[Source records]
● ● ●

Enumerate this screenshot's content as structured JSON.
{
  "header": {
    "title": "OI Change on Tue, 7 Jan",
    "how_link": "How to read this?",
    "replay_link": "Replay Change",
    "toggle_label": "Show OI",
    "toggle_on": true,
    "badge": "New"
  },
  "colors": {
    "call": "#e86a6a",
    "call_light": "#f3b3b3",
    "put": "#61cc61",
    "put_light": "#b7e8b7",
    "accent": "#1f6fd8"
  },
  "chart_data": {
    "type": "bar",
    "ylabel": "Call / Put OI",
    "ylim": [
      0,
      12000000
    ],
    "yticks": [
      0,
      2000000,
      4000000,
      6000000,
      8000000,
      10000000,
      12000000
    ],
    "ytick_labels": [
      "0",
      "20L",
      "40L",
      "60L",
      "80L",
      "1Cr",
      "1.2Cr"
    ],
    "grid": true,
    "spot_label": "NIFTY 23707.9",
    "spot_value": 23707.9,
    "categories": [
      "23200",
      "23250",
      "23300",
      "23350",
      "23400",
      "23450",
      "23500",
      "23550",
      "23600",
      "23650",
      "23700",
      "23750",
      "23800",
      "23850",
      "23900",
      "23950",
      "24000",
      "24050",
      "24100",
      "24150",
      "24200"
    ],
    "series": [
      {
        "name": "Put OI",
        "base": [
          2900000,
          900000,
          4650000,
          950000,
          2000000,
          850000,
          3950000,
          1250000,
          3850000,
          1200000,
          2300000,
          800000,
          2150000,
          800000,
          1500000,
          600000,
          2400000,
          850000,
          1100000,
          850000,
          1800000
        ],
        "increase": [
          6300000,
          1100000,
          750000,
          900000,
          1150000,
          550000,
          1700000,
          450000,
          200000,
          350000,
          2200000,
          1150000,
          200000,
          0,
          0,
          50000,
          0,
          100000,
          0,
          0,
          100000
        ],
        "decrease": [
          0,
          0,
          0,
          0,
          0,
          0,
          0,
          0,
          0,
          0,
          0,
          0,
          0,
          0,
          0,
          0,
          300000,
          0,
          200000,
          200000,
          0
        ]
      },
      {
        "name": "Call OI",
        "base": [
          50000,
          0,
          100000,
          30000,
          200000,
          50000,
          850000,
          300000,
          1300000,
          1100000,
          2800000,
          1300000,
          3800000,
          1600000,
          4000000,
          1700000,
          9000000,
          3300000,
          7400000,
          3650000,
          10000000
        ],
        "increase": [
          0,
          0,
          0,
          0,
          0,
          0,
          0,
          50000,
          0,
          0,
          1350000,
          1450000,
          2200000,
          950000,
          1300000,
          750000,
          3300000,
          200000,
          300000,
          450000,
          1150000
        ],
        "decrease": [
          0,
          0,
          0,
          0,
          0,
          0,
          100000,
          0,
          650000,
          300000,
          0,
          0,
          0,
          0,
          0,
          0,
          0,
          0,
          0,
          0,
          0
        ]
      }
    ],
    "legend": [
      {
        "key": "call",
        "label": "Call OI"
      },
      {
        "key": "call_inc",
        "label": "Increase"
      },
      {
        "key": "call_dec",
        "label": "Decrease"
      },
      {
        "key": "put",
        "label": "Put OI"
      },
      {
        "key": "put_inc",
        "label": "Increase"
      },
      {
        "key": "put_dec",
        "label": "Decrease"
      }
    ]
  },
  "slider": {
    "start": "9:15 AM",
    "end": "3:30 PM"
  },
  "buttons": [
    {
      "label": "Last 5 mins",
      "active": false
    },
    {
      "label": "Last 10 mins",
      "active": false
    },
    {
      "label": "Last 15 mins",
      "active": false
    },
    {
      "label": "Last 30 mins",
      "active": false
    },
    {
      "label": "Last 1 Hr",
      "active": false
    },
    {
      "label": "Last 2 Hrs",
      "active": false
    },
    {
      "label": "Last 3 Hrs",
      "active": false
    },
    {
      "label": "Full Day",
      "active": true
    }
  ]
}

● ● ●

> **Given problem**
Everything in the listing above should be restated exactly.

> **The answer**
Enumerate this screenshot's content as structured JSON.
{
  "header": {
    "title": "OI Change on Tue, 7 Jan",
    "how_link": "How to read this?",
    "replay_link": "Replay Change",
    "toggle_label": "Show OI",
    "toggle_on": true,
    "badge": "New"
  },
  "colors": {
    "call": "#e86a6a",
    "call_light": "#f3b3b3",
    "put": "#61cc61",
    "put_light": "#b7e8b7",
    "accent": "#1f6fd8"
  },
  "chart_data": {
    "type": "bar",
    "ylabel": "Call / Put OI",
    "ylim": [
      0,
      12000000
    ],
    "yticks": [
      0,
      2000000,
      4000000,
      6000000,
      8000000,
      10000000,
      12000000
    ],
    "ytick_labels": [
      "0",
      "20L",
      "40L",
      "60L",
      "80L",
      "1Cr",
      "1.2Cr"
    ],
    "grid": true,
    "spot_label": "NIFTY 23707.9",
    "spot_value": 23707.9,
    "categories": [
      "23200",
      "23250",
      "23300",
      "23350",
      "23400",
      "23450",
      "23500",
      "23550",
      "23600",
      "23650",
      "23700",
      "23750",
      "23800",
      "23850",
      "23900",
      "23950",
      "24000",
      "24050",
      "24100",
      "24150",
      "24200"
    ],
    "series": [
      {
        "name": "Put OI",
        "base": [
          2900000,
          900000,
          4650000,
          950000,
          2000000,
          850000,
          3950000,
          1250000,
          3850000,
          1200000,
          2300000,
          800000,
          2150000,
          800000,
          1500000,
          600000,
          2400000,
          850000,
          1100000,
          850000,
          1800000
        ],
        "increase": [
          6300000,
          1100000,
          750000,
          900000,
          1150000,
          550000,
          1700000,
          450000,
          200000,
          350000,
          2200000,
          1150000,
          200000,
          0,
          0,
          50000,
          0,
          100000,
          0,
          0,
          100000
        ],
        "decrease": [
          0,
          0,
          0,
          0,
          0,
          0,
          0,
          0,
          0,
          0,
          0,
          0,
          0,
          0,
          0,
          0,
          300000,
          0,
          200000,
          200000,
          0
        ]
      },
      {
        "name": "Call OI",
        "base": [
          50000,
          0,
          100000,
          30000,
          200000,
          50000,
          850000,
          300000,
          1300000,
          1100000,
          2800000,
          1300000,
          3800000,
          1600000,
          4000000,
          1700000,
          9000000,
          3300000,
          7400000,
          3650000,
          10000000
        ],
        "increase": [
          0,
          0,
          0,
          0,
          0,
          0,
          0,
          50000,
          0,
          0,
          1350000,
          1450000,
          2200000,
          950000,
          1300000,
          750000,
          3300000,
          200000,
          300000,
          450000,
          1150000
        ],
        "decrease": [
          0,
          0,
          0,
          0,
          0,
          0,
          100000,
          0,
          650000,
          300000,
          0,
          0,
          0,
          0,
          0,
          0,
          0,
          0,
          0,
          0,
          0
        ]
      }
    ],
    "legend": [
      {
        "key": "call",
        "label": "Call OI"
      },
      {
        "key": "call_inc",
        "label": "Increase"
      },
      {
        "key": "call_dec",
        "label": "Decrease"
      },
      {
        "key": "put",
        "label": "Put OI"
      },
      {
        "key": "put_inc",
        "label": "Increase"
      },
      {
        "key": "put_dec",
        "label": "Decrease"
      }
    ]
  },
  "slider": {
    "start": "9:15 AM",
    "end": "3:30 PM"
  },
  "buttons": [
    {
      "label": "Last 5 mins",
      "active": false
    },
    {
      "label": "Last 10 mins",
      "active": false
    },
    {
      "label": "Last 15 mins",
      "active": false
    },
    {
      "label": "Last 30 mins",
      "active": false
    },
    {
      "label": "Last 1 Hr",
      "active": false
    },
    {
      "label": "Last 2 Hrs",
      "active": false
    },
    {
      "label": "Last 3 Hrs",
      "active": false
    },
    {
      "label": "Full Day",
      "active": true
    }
  ]
}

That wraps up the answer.